-- What is being asked --
Select each line where the word "heading" appears.

-*-

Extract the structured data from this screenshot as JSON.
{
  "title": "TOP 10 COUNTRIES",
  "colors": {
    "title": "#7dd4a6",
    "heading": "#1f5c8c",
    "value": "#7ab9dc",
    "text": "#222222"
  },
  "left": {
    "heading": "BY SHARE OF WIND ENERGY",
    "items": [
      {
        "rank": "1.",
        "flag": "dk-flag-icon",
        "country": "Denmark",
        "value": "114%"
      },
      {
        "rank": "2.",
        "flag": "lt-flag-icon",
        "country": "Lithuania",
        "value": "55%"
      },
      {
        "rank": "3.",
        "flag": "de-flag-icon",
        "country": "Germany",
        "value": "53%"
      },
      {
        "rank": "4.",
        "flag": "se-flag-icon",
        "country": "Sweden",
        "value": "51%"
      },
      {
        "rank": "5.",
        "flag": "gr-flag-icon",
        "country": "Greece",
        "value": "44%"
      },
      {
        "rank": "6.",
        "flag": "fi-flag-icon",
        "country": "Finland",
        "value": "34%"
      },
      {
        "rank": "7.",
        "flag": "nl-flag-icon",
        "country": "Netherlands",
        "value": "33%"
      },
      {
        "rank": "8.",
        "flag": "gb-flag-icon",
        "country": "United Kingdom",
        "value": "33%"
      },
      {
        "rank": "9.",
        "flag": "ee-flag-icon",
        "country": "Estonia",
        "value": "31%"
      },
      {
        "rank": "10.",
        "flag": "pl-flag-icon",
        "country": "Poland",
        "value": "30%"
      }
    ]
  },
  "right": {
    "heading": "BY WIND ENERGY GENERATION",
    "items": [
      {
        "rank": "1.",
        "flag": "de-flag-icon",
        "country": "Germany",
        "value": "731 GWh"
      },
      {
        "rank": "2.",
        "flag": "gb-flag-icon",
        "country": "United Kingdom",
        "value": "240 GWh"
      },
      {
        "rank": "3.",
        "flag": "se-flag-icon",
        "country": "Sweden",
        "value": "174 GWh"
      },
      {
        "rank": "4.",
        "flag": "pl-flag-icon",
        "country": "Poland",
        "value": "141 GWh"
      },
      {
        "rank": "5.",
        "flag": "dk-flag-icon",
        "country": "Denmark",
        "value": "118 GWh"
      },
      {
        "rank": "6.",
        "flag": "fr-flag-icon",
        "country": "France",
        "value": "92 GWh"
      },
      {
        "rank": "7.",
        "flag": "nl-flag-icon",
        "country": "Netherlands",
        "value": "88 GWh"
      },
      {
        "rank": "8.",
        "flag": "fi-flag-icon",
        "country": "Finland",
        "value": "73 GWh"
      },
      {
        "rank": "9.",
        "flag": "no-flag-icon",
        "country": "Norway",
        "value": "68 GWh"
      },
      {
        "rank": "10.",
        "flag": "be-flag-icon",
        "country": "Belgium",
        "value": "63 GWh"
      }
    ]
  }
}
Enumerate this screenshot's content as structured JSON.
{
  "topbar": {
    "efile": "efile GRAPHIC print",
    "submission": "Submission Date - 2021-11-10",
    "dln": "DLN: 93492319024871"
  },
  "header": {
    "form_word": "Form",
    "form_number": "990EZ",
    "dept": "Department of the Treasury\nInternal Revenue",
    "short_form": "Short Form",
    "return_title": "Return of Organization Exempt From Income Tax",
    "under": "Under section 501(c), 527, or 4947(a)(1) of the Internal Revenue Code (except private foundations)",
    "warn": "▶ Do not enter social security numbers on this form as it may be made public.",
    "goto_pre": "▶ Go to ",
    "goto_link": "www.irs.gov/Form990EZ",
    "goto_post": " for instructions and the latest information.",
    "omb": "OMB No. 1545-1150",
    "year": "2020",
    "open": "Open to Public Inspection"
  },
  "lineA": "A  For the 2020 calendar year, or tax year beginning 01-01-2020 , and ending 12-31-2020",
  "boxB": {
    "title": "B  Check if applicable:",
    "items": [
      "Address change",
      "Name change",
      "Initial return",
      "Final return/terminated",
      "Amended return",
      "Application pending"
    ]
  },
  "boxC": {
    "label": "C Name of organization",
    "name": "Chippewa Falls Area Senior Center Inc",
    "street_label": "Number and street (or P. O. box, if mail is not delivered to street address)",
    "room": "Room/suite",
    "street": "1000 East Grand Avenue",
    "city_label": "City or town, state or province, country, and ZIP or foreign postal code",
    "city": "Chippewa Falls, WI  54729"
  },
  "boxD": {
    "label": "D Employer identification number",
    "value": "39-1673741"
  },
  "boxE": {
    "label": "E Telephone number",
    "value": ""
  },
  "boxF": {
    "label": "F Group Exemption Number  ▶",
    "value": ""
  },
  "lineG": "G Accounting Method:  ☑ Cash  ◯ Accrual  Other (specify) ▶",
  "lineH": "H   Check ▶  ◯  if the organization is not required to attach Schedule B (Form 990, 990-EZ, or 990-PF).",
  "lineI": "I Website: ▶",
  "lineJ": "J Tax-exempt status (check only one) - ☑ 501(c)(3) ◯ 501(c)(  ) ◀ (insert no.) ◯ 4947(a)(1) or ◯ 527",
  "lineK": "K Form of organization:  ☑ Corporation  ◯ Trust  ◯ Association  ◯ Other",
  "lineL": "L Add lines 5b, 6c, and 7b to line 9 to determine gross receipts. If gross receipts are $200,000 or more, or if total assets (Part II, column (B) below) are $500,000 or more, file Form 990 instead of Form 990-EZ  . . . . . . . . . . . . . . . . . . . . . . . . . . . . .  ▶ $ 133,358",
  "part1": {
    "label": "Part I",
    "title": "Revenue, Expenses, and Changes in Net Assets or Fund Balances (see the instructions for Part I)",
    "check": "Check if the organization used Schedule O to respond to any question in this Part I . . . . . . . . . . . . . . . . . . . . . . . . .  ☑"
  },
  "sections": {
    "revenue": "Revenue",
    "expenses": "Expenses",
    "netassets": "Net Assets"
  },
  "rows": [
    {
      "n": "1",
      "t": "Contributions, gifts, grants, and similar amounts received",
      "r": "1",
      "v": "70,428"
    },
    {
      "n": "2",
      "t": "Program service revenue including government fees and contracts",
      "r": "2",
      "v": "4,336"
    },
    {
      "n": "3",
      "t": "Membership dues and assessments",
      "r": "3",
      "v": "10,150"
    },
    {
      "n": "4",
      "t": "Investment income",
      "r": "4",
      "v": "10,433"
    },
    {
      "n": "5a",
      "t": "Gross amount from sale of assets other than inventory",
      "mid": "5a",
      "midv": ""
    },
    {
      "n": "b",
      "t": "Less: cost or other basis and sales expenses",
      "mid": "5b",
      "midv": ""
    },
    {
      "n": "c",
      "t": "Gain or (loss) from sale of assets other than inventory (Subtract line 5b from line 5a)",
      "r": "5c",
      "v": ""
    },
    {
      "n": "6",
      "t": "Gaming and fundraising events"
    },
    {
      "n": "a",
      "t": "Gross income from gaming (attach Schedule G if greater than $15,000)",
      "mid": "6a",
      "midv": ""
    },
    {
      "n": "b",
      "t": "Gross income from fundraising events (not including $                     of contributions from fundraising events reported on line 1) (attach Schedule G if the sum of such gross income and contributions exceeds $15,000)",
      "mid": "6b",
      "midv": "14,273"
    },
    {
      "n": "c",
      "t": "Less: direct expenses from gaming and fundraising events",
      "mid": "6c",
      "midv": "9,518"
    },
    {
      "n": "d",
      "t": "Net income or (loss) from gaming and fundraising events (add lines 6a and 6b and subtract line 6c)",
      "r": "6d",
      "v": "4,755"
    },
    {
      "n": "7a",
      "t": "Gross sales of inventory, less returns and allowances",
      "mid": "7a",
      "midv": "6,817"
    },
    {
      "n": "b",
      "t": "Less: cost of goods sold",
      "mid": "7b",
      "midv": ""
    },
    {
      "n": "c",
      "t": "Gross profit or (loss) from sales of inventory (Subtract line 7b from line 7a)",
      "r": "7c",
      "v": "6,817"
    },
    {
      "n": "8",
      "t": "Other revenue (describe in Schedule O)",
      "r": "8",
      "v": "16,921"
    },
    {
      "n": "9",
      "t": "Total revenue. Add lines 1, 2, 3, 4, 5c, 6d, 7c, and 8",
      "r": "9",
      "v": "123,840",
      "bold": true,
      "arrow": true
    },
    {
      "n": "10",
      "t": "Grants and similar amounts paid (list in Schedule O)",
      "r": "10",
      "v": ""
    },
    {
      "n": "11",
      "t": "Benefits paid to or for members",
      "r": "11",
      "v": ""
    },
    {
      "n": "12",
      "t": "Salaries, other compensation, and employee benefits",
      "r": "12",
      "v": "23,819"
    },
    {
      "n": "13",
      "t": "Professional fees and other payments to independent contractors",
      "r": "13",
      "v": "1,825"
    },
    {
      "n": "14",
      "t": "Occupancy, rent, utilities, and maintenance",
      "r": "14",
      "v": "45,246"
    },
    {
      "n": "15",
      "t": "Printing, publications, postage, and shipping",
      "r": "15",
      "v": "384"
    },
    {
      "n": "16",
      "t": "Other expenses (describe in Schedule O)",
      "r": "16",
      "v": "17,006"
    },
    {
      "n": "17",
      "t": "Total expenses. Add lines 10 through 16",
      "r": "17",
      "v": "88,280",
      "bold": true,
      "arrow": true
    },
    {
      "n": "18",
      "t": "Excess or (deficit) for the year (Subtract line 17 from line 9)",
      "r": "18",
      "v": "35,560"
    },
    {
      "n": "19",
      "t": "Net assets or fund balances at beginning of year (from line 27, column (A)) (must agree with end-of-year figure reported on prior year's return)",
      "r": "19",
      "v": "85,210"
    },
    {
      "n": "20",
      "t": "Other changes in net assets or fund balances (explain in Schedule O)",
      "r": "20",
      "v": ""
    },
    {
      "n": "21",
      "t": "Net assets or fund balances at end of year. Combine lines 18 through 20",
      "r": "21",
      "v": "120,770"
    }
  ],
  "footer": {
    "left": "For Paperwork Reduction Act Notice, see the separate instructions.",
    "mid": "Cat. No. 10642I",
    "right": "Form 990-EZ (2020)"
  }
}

-*-

-- Output below --
    "heading": "#1f5c8c",
    "heading": "BY SHARE OF WIND ENERGY",
    "heading": "BY WIND ENERGY GENERATION",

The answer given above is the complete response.